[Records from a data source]

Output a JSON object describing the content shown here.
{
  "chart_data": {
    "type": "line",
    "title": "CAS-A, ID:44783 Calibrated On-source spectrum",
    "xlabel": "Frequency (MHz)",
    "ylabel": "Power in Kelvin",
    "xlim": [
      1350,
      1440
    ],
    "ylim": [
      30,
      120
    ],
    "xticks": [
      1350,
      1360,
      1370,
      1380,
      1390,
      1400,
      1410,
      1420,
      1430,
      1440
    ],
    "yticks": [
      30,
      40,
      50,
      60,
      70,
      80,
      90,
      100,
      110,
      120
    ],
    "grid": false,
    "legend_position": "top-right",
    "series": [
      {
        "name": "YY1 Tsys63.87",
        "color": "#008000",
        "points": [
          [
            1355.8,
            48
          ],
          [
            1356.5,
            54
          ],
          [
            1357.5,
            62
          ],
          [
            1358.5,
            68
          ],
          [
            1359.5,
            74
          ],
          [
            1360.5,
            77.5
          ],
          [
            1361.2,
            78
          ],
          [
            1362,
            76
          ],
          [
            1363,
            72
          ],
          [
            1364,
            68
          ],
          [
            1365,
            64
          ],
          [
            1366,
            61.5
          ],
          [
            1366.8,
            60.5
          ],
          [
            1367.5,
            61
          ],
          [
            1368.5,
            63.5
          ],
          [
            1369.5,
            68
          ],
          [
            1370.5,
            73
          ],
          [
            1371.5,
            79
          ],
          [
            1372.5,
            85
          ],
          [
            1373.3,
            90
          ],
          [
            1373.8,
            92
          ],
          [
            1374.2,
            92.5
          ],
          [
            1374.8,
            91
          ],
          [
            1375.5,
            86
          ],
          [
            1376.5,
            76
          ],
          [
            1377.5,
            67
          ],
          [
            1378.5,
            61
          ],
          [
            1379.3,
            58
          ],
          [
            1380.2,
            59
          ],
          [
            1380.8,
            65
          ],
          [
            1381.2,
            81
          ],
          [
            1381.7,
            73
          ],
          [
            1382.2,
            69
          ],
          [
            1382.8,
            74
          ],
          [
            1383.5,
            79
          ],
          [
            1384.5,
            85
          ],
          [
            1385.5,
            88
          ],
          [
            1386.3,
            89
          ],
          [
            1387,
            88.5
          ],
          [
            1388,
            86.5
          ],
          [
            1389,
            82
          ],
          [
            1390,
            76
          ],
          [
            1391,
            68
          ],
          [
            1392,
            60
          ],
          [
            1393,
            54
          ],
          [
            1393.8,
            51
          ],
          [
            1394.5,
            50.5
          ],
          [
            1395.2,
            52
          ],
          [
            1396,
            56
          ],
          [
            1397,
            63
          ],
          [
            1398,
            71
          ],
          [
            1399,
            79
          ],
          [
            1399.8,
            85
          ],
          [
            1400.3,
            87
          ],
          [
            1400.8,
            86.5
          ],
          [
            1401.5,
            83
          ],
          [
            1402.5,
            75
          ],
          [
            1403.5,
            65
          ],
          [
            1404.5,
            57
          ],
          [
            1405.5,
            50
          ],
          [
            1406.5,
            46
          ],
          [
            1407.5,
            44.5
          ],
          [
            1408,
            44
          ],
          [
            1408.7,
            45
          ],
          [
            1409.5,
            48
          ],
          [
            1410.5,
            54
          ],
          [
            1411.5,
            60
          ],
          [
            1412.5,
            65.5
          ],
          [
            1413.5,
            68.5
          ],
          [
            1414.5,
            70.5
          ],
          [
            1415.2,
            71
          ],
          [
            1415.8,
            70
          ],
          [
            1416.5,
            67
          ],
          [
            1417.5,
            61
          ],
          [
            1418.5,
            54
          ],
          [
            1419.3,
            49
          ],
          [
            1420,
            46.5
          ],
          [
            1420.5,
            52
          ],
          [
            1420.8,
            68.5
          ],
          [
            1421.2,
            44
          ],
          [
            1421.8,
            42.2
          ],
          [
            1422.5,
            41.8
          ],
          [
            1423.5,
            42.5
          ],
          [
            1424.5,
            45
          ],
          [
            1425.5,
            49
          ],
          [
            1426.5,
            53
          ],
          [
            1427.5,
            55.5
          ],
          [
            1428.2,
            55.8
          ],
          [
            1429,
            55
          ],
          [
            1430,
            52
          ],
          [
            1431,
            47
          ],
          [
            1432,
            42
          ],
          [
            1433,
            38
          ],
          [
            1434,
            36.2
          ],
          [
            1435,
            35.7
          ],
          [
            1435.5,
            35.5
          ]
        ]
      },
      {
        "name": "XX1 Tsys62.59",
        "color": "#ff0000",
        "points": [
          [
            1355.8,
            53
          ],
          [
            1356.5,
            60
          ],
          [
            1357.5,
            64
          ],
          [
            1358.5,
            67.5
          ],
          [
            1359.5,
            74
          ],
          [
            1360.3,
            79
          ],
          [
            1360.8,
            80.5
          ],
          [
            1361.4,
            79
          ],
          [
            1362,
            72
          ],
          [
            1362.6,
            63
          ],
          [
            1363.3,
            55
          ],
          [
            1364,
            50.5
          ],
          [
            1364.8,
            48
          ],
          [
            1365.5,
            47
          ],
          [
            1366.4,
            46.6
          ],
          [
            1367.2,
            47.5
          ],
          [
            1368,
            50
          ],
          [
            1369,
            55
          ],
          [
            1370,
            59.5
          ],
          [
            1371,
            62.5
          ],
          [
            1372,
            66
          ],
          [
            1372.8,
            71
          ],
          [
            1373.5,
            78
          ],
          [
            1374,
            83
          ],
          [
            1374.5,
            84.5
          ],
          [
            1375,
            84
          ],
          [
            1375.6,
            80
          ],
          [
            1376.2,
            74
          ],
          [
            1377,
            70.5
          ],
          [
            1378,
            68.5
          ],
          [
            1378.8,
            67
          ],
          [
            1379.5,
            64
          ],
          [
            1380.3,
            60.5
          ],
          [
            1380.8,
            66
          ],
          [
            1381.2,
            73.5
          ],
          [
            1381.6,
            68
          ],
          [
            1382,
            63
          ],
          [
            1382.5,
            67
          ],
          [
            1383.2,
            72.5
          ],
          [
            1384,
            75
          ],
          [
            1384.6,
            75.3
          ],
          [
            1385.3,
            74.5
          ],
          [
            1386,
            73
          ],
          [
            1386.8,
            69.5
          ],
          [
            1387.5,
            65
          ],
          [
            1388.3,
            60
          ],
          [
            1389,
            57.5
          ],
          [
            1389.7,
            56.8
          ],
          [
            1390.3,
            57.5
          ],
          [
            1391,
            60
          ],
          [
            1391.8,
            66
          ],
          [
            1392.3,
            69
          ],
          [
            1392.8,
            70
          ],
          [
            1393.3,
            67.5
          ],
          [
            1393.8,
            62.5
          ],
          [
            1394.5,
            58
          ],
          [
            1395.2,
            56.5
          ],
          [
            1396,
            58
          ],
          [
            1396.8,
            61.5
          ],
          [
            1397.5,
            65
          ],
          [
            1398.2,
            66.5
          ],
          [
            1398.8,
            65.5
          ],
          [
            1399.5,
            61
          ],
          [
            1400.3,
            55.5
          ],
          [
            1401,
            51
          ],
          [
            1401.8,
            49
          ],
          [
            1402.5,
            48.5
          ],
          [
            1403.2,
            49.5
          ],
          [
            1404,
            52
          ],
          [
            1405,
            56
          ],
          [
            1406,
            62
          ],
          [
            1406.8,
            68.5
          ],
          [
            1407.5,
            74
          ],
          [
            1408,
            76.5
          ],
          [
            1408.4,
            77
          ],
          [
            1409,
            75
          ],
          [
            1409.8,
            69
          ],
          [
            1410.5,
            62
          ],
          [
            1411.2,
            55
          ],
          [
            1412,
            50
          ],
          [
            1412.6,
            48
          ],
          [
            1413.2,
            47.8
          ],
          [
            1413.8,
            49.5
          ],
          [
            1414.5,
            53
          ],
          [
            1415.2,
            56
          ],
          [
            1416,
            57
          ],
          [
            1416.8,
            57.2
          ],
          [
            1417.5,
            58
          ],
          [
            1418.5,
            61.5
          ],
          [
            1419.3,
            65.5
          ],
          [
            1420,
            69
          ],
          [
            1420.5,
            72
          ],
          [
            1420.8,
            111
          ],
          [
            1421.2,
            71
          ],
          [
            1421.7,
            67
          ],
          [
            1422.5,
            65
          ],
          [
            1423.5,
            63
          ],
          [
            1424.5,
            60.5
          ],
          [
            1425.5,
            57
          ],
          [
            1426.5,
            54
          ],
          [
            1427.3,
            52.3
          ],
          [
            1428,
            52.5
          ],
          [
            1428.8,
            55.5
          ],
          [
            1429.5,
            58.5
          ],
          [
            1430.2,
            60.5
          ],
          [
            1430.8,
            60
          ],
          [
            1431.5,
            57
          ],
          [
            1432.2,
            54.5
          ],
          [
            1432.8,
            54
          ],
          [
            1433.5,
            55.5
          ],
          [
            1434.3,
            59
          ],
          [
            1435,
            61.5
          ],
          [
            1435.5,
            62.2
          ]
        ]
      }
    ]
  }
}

### Your goal
Copy out each line in the preceding records that contains "name".

### Solution below
        "name": "YY1 Tsys63.87",
        "name": "XX1 Tsys62.59",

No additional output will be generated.